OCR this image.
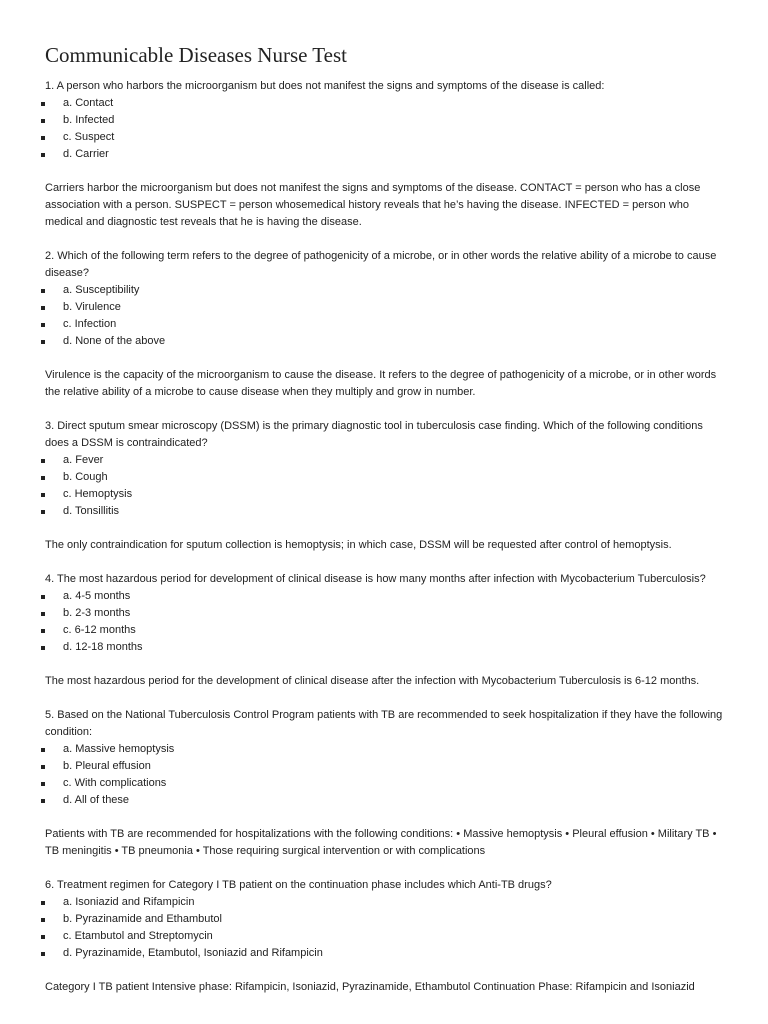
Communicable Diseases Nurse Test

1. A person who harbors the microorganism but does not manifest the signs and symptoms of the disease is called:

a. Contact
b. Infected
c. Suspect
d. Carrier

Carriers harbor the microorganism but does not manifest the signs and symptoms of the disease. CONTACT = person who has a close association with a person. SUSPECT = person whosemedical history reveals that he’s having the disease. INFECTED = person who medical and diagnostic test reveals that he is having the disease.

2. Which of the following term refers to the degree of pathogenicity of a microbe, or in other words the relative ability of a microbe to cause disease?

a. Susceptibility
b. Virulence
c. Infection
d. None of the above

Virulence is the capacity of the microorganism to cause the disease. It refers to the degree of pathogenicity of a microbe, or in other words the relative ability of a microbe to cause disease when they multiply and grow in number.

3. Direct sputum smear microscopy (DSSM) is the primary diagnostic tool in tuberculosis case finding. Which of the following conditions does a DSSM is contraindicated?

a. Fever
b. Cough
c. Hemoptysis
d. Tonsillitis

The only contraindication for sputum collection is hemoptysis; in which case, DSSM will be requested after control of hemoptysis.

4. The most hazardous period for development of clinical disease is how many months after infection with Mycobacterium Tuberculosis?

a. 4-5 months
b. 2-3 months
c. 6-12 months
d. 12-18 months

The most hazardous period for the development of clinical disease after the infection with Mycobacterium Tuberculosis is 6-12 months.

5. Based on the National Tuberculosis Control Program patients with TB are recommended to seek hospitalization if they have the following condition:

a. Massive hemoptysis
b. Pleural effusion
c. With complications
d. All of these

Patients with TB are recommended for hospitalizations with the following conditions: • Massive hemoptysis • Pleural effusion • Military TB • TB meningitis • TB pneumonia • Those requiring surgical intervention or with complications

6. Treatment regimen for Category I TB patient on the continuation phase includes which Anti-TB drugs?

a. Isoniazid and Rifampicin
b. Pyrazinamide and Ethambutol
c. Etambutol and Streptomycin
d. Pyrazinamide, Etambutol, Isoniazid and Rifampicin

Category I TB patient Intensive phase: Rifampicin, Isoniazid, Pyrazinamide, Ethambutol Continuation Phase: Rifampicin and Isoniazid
· · ·
**Problem to work on**
Set down each entry above exactly as it appears. Omit the pictures.

**Answer to the exercise**
OCR this image.
Communicable Diseases Nurse Test

1. A person who harbors the microorganism but does not manifest the signs and symptoms of the disease is called:

a. Contact
b. Infected
c. Suspect
d. Carrier

Carriers harbor the microorganism but does not manifest the signs and symptoms of the disease. CONTACT = person who has a close association with a person. SUSPECT = person whosemedical history reveals that he’s having the disease. INFECTED = person who medical and diagnostic test reveals that he is having the disease.

2. Which of the following term refers to the degree of pathogenicity of a microbe, or in other words the relative ability of a microbe to cause disease?

a. Susceptibility
b. Virulence
c. Infection
d. None of the above

Virulence is the capacity of the microorganism to cause the disease. It refers to the degree of pathogenicity of a microbe, or in other words the relative ability of a microbe to cause disease when they multiply and grow in number.

3. Direct sputum smear microscopy (DSSM) is the primary diagnostic tool in tuberculosis case finding. Which of the following conditions does a DSSM is contraindicated?

a. Fever
b. Cough
c. Hemoptysis
d. Tonsillitis

The only contraindication for sputum collection is hemoptysis; in which case, DSSM will be requested after control of hemoptysis.

4. The most hazardous period for development of clinical disease is how many months after infection with Mycobacterium Tuberculosis?

a. 4-5 months
b. 2-3 months
c. 6-12 months
d. 12-18 months

The most hazardous period for the development of clinical disease after the infection with Mycobacterium Tuberculosis is 6-12 months.

5. Based on the National Tuberculosis Control Program patients with TB are recommended to seek hospitalization if they have the following condition:

a. Massive hemoptysis
b. Pleural effusion
c. With complications
d. All of these

Patients with TB are recommended for hospitalizations with the following conditions: • Massive hemoptysis • Pleural effusion • Military TB • TB meningitis • TB pneumonia • Those requiring surgical intervention or with complications

6. Treatment regimen for Category I TB patient on the continuation phase includes which Anti-TB drugs?

a. Isoniazid and Rifampicin
b. Pyrazinamide and Ethambutol
c. Etambutol and Streptomycin
d. Pyrazinamide, Etambutol, Isoniazid and Rifampicin

Category I TB patient Intensive phase: Rifampicin, Isoniazid, Pyrazinamide, Ethambutol Continuation Phase: Rifampicin and Isoniazid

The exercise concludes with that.